* _What is needed_:
Each entry below should be written out exactly as it is, with no pictures.

::: Extracted records

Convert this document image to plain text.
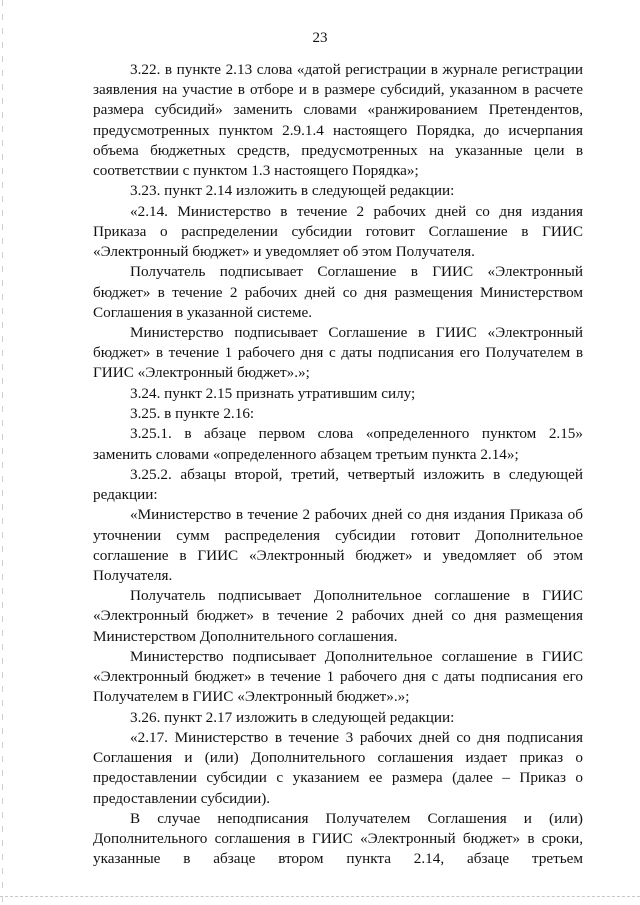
23

3.22. в пункте 2.13 слова «датой регистрации в журнале регистрации заявления на участие в отборе и в размере субсидий, указанном в расчете размера субсидий» заменить словами «ранжированием Претендентов, предусмотренных пунктом 2.9.1.4 настоящего Порядка, до исчерпания объема бюджетных средств, предусмотренных на указанные цели в соответствии с пунктом 1.3 настоящего Порядка»;

3.23. пункт 2.14 изложить в следующей редакции:

«2.14. Министерство в течение 2 рабочих дней со дня издания Приказа о распределении субсидии готовит Соглашение в ГИИС «Электронный бюджет» и уведомляет об этом Получателя.

Получатель подписывает Соглашение в ГИИС «Электронный бюджет» в течение 2 рабочих дней со дня размещения Министерством Соглашения в указанной системе.

Министерство подписывает Соглашение в ГИИС «Электронный бюджет» в течение 1 рабочего дня с даты подписания его Получателем в ГИИС «Электронный бюджет».»;

3.24. пункт 2.15 признать утратившим силу;

3.25. в пункте 2.16:

3.25.1. в абзаце первом слова «определенного пунктом 2.15» заменить словами «определенного абзацем третьим пункта 2.14»;

3.25.2. абзацы второй, третий, четвертый изложить в следующей редакции:

«Министерство в течение 2 рабочих дней со дня издания Приказа об уточнении сумм распределения субсидии готовит Дополнительное соглашение в ГИИС «Электронный бюджет» и уведомляет об этом Получателя.

Получатель подписывает Дополнительное соглашение в ГИИС «Электронный бюджет» в течение 2 рабочих дней со дня размещения Министерством Дополнительного соглашения.

Министерство подписывает Дополнительное соглашение в ГИИС «Электронный бюджет» в течение 1 рабочего дня с даты подписания его Получателем в ГИИС «Электронный бюджет».»;

3.26. пункт 2.17 изложить в следующей редакции:

«2.17. Министерство в течение 3 рабочих дней со дня подписания Соглашения и (или) Дополнительного соглашения издает приказ о предоставлении субсидии с указанием ее размера (далее – Приказ о предоставлении субсидии).

В случае неподписания Получателем Соглашения и (или) Дополнительного соглашения в ГИИС «Электронный бюджет» в сроки, указанные в абзаце втором пункта 2.14, абзаце третьем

::::::

* _Response to the exercise_:
Convert this document image to plain text.
23

3.22. в пункте 2.13 слова «датой регистрации в журнале регистрации заявления на участие в отборе и в размере субсидий, указанном в расчете размера субсидий» заменить словами «ранжированием Претендентов, предусмотренных пунктом 2.9.1.4 настоящего Порядка, до исчерпания объема бюджетных средств, предусмотренных на указанные цели в соответствии с пунктом 1.3 настоящего Порядка»;

3.23. пункт 2.14 изложить в следующей редакции:

«2.14. Министерство в течение 2 рабочих дней со дня издания Приказа о распределении субсидии готовит Соглашение в ГИИС «Электронный бюджет» и уведомляет об этом Получателя.

Получатель подписывает Соглашение в ГИИС «Электронный бюджет» в течение 2 рабочих дней со дня размещения Министерством Соглашения в указанной системе.

Министерство подписывает Соглашение в ГИИС «Электронный бюджет» в течение 1 рабочего дня с даты подписания его Получателем в ГИИС «Электронный бюджет».»;

3.24. пункт 2.15 признать утратившим силу;

3.25. в пункте 2.16:

3.25.1. в абзаце первом слова «определенного пунктом 2.15» заменить словами «определенного абзацем третьим пункта 2.14»;

3.25.2. абзацы второй, третий, четвертый изложить в следующей редакции:

«Министерство в течение 2 рабочих дней со дня издания Приказа об уточнении сумм распределения субсидии готовит Дополнительное соглашение в ГИИС «Электронный бюджет» и уведомляет об этом Получателя.

Получатель подписывает Дополнительное соглашение в ГИИС «Электронный бюджет» в течение 2 рабочих дней со дня размещения Министерством Дополнительного соглашения.

Министерство подписывает Дополнительное соглашение в ГИИС «Электронный бюджет» в течение 1 рабочего дня с даты подписания его Получателем в ГИИС «Электронный бюджет».»;

3.26. пункт 2.17 изложить в следующей редакции:

«2.17. Министерство в течение 3 рабочих дней со дня подписания Соглашения и (или) Дополнительного соглашения издает приказ о предоставлении субсидии с указанием ее размера (далее – Приказ о предоставлении субсидии).

В случае неподписания Получателем Соглашения и (или) Дополнительного соглашения в ГИИС «Электронный бюджет» в сроки, указанные в абзаце втором пункта 2.14, абзаце третьем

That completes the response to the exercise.